GIVEN PASSAGE »
========================================

Reproductive Justice and Black Lives Matter: Remembering the roots of RJ

By Dana Ziegler
Associate Editor, Vol. 21
Online Publications Editor, Vol. 22

On February 9, 2016, advocates from Black Lives Matter (BLM), New Voices for Reproductive Justice, and Trust Black Women held a conference call to reassert the connection between the BLM and reproductive justice movements while discussing strategies for intersectional activism. In connection with the call, reproductive justice advocates from Trust Black Women Partnership issued a solidarity statement. The statement stressed that the purpose of the sister movements is “to affirm the value of Black lives, to protect the dignity and autonomy of Black bodies, and to dismantle the systems that harm and oppress Black communities.” The statement furthermore called for “an analysis that centers Black women, low wage workers, LGBTQ people, and those living at the crossroads of these identities,” and offered BLM its commitment “to hold gender justice as dear as racial justice, with Reproductive Justice as the core of both these aspirations.”

The connection between the reproductive and civil rights of Black Americans is not new. According to Alison Dreith, the executive director of NARAL Pro-Choice Missouri, “Black women have had very little reproductive choice, historically. During slavery, they were forced into childbirth. Then, they were forced into methods for sterilization.” Thus, “reproductive health is intrinsically linked to racism and to the Black Lives Matter movement.” Today, according to the National Black Women’s Reproductive Agenda, Black women continue to face challenges to their reproductive health by being disproportionately denied access to comprehensive sex education and contraception and by experiencing higher rates of unintended pregnancies and pregnancy-related complications than white women.

========================================

TO DO »
1. For each statement, say yes or no depending on whether the piece on reproductive justice and Black Lives Matter agrees with it, and quote the words that decide it. (a) The conference call took place on February 9, 2016. (b) NARAL Pro-Choice Missouri issued the solidarity statement. (c) According to the National Black Women's Reproductive Agenda, Black women have higher rates of unintended pregnancies than white women.
2. In the piece on reproductive justice and Black Lives Matter, why does Alison Dreith say reproductive health is intrinsically linked to racism and to the Black Lives Matter movement? Answer in one to three sentences.
The items that follow are not needed for this work.

Items excerpted from a collection »
========================================

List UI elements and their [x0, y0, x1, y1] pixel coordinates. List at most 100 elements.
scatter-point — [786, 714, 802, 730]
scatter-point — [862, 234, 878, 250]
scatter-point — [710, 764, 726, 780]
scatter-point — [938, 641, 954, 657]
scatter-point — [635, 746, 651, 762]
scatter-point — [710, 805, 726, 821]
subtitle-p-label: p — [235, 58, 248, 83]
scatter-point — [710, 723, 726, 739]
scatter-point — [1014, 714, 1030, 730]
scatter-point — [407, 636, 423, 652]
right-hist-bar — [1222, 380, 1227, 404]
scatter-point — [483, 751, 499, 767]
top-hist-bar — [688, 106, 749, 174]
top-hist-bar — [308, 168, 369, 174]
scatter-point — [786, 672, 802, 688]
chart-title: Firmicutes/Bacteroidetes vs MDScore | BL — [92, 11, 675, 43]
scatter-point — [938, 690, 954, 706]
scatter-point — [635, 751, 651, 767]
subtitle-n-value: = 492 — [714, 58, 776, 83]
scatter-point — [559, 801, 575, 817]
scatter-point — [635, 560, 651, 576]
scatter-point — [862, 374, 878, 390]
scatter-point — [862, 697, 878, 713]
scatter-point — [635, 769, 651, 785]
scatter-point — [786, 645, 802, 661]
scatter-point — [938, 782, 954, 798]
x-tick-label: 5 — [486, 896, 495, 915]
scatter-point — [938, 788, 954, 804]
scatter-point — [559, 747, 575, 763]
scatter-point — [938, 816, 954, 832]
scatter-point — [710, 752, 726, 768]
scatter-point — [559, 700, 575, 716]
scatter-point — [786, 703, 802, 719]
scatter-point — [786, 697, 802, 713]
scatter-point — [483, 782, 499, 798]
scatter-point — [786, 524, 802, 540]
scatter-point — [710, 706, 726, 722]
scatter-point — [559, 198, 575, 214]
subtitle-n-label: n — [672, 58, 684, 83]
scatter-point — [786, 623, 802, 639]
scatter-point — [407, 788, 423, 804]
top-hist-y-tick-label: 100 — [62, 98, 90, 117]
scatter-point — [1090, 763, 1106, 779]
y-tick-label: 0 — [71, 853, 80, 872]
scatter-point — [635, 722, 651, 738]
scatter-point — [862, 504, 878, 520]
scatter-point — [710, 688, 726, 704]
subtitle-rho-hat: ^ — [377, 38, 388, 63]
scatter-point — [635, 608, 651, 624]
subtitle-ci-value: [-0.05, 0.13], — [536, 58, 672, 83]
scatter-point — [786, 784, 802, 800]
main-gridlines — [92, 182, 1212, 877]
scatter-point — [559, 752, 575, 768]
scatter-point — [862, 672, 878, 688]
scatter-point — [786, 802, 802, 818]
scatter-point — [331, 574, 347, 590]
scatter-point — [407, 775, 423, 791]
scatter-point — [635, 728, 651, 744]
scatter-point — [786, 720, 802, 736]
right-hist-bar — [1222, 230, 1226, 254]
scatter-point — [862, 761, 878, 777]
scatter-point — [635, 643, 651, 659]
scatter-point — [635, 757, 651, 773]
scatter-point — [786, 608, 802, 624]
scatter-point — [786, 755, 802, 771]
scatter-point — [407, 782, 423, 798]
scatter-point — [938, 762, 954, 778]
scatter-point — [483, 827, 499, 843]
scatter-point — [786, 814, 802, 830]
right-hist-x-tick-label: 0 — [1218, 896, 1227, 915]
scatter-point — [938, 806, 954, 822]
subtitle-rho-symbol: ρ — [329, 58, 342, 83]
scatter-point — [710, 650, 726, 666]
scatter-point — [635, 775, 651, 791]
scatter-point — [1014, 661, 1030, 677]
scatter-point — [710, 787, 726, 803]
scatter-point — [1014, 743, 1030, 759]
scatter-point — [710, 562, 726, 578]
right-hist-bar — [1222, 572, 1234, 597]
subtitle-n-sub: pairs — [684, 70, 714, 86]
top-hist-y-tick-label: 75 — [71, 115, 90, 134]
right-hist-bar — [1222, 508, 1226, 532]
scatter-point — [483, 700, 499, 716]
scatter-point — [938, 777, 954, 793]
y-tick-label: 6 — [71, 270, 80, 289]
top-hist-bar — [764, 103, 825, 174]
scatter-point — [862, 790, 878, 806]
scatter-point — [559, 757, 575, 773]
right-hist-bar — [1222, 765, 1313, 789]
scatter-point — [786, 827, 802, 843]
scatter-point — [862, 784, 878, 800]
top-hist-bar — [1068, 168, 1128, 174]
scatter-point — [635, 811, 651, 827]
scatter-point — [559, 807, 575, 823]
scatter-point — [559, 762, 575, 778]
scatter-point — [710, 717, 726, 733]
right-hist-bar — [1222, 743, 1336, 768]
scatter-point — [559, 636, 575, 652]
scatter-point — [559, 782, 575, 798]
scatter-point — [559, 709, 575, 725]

========================================

SOLUTION LIST »
1.
(a) Yes: "On February 9, 2016, advocates from Black Lives Matter (BLM), New Voices for Reproductive Justice, and Trust Black Women held a conference call"
(b) No: "reproductive justice advocates from Trust Black Women Partnership issued a solidarity statement"
(c) Yes: "experiencing higher rates of unintended pregnancies and pregnancy-related complications than white women"

2. Dreith says that historically, Black women have had very little reproductive choice. During slavery they were forced into childbirth, and afterward they were forced into methods for sterilization.